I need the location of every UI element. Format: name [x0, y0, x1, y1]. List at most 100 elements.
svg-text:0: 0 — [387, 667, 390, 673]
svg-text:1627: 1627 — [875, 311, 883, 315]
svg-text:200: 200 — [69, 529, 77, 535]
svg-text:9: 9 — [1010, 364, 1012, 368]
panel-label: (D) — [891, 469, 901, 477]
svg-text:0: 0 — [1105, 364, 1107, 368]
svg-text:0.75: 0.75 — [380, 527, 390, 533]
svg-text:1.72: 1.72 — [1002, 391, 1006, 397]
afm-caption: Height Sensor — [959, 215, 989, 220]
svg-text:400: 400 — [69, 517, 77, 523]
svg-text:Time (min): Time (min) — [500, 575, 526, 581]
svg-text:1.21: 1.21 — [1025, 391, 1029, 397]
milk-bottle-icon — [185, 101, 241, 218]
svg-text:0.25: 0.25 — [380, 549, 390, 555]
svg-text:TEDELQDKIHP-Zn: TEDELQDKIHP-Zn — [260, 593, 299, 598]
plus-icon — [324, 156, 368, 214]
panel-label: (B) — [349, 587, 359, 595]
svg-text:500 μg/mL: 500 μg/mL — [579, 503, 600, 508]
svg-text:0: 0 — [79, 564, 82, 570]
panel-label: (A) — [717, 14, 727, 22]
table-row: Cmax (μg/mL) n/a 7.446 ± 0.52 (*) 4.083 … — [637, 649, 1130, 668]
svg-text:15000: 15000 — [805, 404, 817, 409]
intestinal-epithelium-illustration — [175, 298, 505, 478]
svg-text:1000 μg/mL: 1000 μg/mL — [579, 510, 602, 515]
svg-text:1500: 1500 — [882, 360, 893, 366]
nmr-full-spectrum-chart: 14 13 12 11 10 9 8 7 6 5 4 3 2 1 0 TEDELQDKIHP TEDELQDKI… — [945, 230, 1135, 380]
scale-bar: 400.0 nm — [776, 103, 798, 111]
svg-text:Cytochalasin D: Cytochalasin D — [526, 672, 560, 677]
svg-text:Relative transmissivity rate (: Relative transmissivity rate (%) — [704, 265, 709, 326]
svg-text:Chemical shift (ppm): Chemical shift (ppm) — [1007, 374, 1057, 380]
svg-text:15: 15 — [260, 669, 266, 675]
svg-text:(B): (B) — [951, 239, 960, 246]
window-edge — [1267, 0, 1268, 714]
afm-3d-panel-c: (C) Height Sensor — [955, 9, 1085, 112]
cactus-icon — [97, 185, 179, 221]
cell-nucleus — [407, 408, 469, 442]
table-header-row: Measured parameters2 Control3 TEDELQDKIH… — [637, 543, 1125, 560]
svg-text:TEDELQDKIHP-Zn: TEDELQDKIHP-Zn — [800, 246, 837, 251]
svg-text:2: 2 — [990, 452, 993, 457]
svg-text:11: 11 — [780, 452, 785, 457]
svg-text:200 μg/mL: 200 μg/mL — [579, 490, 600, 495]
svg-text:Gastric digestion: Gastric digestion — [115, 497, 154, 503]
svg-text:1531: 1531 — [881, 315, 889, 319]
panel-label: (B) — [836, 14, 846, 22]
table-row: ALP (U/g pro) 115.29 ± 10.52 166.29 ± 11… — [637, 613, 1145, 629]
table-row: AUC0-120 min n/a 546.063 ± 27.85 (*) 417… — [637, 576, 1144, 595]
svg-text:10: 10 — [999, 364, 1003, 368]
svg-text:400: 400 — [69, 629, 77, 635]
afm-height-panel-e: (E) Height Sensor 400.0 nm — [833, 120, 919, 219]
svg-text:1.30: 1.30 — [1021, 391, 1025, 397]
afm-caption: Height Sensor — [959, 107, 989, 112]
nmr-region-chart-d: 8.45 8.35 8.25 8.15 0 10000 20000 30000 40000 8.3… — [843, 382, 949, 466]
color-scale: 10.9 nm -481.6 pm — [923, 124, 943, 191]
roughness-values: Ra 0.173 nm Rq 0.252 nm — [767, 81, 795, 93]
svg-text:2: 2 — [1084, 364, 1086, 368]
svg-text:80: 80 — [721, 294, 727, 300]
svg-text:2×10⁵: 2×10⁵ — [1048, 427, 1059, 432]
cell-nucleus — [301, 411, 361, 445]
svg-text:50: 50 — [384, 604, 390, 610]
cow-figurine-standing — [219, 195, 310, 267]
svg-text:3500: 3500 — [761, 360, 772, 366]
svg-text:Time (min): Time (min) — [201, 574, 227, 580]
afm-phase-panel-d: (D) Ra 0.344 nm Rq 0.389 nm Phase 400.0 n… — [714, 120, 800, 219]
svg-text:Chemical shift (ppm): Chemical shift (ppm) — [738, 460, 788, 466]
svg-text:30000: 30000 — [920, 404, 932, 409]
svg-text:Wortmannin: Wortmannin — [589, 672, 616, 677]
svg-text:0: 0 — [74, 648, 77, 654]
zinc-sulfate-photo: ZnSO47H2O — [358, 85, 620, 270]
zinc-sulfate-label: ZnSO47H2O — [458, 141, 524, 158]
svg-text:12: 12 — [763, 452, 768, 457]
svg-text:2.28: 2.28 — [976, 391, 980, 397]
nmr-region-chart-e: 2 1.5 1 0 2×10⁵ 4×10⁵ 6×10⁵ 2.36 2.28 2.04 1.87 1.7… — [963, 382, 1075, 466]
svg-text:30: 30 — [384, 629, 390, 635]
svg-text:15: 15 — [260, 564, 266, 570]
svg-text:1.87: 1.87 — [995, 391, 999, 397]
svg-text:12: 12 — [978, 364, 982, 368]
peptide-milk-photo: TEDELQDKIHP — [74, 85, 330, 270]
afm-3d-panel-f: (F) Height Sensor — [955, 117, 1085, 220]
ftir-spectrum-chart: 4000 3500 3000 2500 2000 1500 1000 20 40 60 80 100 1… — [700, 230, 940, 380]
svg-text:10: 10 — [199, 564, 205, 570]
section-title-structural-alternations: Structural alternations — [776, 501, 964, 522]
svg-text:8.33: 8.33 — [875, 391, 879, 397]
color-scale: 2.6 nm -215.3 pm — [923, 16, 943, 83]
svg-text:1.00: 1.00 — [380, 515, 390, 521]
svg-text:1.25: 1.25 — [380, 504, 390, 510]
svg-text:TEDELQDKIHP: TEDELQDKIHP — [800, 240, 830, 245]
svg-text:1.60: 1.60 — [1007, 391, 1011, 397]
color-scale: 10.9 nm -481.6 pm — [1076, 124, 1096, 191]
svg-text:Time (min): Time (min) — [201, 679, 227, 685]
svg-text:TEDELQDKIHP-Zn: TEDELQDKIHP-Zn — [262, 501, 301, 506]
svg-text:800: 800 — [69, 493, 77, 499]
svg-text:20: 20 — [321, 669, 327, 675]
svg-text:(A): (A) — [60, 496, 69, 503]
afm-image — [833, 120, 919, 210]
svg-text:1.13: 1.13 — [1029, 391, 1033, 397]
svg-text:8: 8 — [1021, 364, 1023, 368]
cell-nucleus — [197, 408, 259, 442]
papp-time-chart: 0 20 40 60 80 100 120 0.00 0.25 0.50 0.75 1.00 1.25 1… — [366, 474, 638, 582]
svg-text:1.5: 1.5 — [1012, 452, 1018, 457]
==============================
[WORK TASK] Every line of the material above must be duplicated exactly.

[RESULT FOR THIS TASK]
I need the location of every UI element. Format: name [x0, y0, x1, y1]. List at most 100 elements.
svg-text:0: 0 — [387, 667, 390, 673]
svg-text:1627: 1627 — [875, 311, 883, 315]
svg-text:200: 200 — [69, 529, 77, 535]
svg-text:9: 9 — [1010, 364, 1012, 368]
panel-label: (D) — [891, 469, 901, 477]
svg-text:0: 0 — [1105, 364, 1107, 368]
svg-text:0.75: 0.75 — [380, 527, 390, 533]
svg-text:1.72: 1.72 — [1002, 391, 1006, 397]
afm-caption: Height Sensor — [959, 215, 989, 220]
svg-text:400: 400 — [69, 517, 77, 523]
svg-text:Time (min): Time (min) — [500, 575, 526, 581]
svg-text:1.21: 1.21 — [1025, 391, 1029, 397]
milk-bottle-icon — [185, 101, 241, 218]
svg-text:0.25: 0.25 — [380, 549, 390, 555]
svg-text:TEDELQDKIHP-Zn: TEDELQDKIHP-Zn — [260, 593, 299, 598]
plus-icon — [324, 156, 368, 214]
panel-label: (B) — [349, 587, 359, 595]
svg-text:500 μg/mL: 500 μg/mL — [579, 503, 600, 508]
svg-text:0: 0 — [79, 564, 82, 570]
panel-label: (A) — [717, 14, 727, 22]
table-row: Cmax (μg/mL) n/a 7.446 ± 0.52 (*) 4.083 … — [637, 649, 1130, 668]
svg-text:15000: 15000 — [805, 404, 817, 409]
intestinal-epithelium-illustration — [175, 298, 505, 478]
svg-text:1000 μg/mL: 1000 μg/mL — [579, 510, 602, 515]
svg-text:1500: 1500 — [882, 360, 893, 366]
nmr-full-spectrum-chart: 14 13 12 11 10 9 8 7 6 5 4 3 2 1 0 TEDELQDKIHP TEDELQDKI… — [945, 230, 1135, 380]
scale-bar: 400.0 nm — [776, 103, 798, 111]
svg-text:Cytochalasin D: Cytochalasin D — [526, 672, 560, 677]
svg-text:Relative transmissivity rate (: Relative transmissivity rate (%) — [704, 265, 709, 326]
svg-text:Chemical shift (ppm): Chemical shift (ppm) — [1007, 374, 1057, 380]
svg-text:15: 15 — [260, 669, 266, 675]
svg-text:(B): (B) — [951, 239, 960, 246]
window-edge — [1267, 0, 1268, 714]
afm-3d-panel-c: (C) Height Sensor — [955, 9, 1085, 112]
cactus-icon — [97, 185, 179, 221]
cell-nucleus — [407, 408, 469, 442]
table-header-row: Measured parameters2 Control3 TEDELQDKIH… — [637, 543, 1125, 560]
svg-text:TEDELQDKIHP-Zn: TEDELQDKIHP-Zn — [800, 246, 837, 251]
svg-text:2: 2 — [990, 452, 993, 457]
svg-text:11: 11 — [780, 452, 785, 457]
svg-text:200 μg/mL: 200 μg/mL — [579, 490, 600, 495]
svg-text:Gastric digestion: Gastric digestion — [115, 497, 154, 503]
svg-text:1531: 1531 — [881, 315, 889, 319]
panel-label: (B) — [836, 14, 846, 22]
table-row: ALP (U/g pro) 115.29 ± 10.52 166.29 ± 11… — [637, 613, 1145, 629]
table-row: AUC0-120 min n/a 546.063 ± 27.85 (*) 417… — [637, 576, 1144, 595]
svg-text:10: 10 — [999, 364, 1003, 368]
svg-text:400: 400 — [69, 629, 77, 635]
afm-height-panel-e: (E) Height Sensor 400.0 nm — [833, 120, 919, 219]
svg-text:1.30: 1.30 — [1021, 391, 1025, 397]
afm-caption: Height Sensor — [959, 107, 989, 112]
nmr-region-chart-d: 8.45 8.35 8.25 8.15 0 10000 20000 30000 40000 8.3… — [843, 382, 949, 466]
color-scale: 10.9 nm -481.6 pm — [923, 124, 943, 191]
roughness-values: Ra 0.173 nm Rq 0.252 nm — [767, 81, 795, 93]
svg-text:2: 2 — [1084, 364, 1086, 368]
svg-text:80: 80 — [721, 294, 727, 300]
svg-text:2×10⁵: 2×10⁵ — [1048, 427, 1059, 432]
cell-nucleus — [301, 411, 361, 445]
svg-text:50: 50 — [384, 604, 390, 610]
cow-figurine-standing — [219, 195, 310, 267]
svg-text:3500: 3500 — [761, 360, 772, 366]
svg-text:Time (min): Time (min) — [201, 574, 227, 580]
afm-phase-panel-d: (D) Ra 0.344 nm Rq 0.389 nm Phase 400.0 n… — [714, 120, 800, 219]
svg-text:Chemical shift (ppm): Chemical shift (ppm) — [738, 460, 788, 466]
svg-text:30000: 30000 — [920, 404, 932, 409]
svg-text:Wortmannin: Wortmannin — [589, 672, 616, 677]
svg-text:0: 0 — [74, 648, 77, 654]
zinc-sulfate-photo: ZnSO47H2O — [358, 85, 620, 270]
zinc-sulfate-label: ZnSO47H2O — [458, 141, 524, 158]
svg-text:12: 12 — [763, 452, 768, 457]
svg-text:2.28: 2.28 — [976, 391, 980, 397]
nmr-region-chart-e: 2 1.5 1 0 2×10⁵ 4×10⁵ 6×10⁵ 2.36 2.28 2.04 1.87 1.7… — [963, 382, 1075, 466]
svg-text:30: 30 — [384, 629, 390, 635]
svg-text:15: 15 — [260, 564, 266, 570]
svg-text:1.87: 1.87 — [995, 391, 999, 397]
svg-text:12: 12 — [978, 364, 982, 368]
peptide-milk-photo: TEDELQDKIHP — [74, 85, 330, 270]
afm-3d-panel-f: (F) Height Sensor — [955, 117, 1085, 220]
ftir-spectrum-chart: 4000 3500 3000 2500 2000 1500 1000 20 40 60 80 100 1… — [700, 230, 940, 380]
svg-text:10: 10 — [199, 564, 205, 570]
section-title-structural-alternations: Structural alternations — [776, 501, 964, 522]
svg-text:8.33: 8.33 — [875, 391, 879, 397]
color-scale: 2.6 nm -215.3 pm — [923, 16, 943, 83]
svg-text:1.00: 1.00 — [380, 515, 390, 521]
svg-text:1.25: 1.25 — [380, 504, 390, 510]
svg-text:TEDELQDKIHP: TEDELQDKIHP — [800, 240, 830, 245]
svg-text:1.60: 1.60 — [1007, 391, 1011, 397]
color-scale: 10.9 nm -481.6 pm — [1076, 124, 1096, 191]
svg-text:Time (min): Time (min) — [201, 679, 227, 685]
svg-text:TEDELQDKIHP-Zn: TEDELQDKIHP-Zn — [262, 501, 301, 506]
svg-text:800: 800 — [69, 493, 77, 499]
svg-text:20: 20 — [321, 669, 327, 675]
svg-text:(A): (A) — [60, 496, 69, 503]
afm-image — [833, 120, 919, 210]
svg-text:1.13: 1.13 — [1029, 391, 1033, 397]
svg-text:8: 8 — [1021, 364, 1023, 368]
cell-nucleus — [197, 408, 259, 442]
papp-time-chart: 0 20 40 60 80 100 120 0.00 0.25 0.50 0.75 1.00 1.25 1… — [366, 474, 638, 582]
svg-text:1.5: 1.5 — [1012, 452, 1018, 457]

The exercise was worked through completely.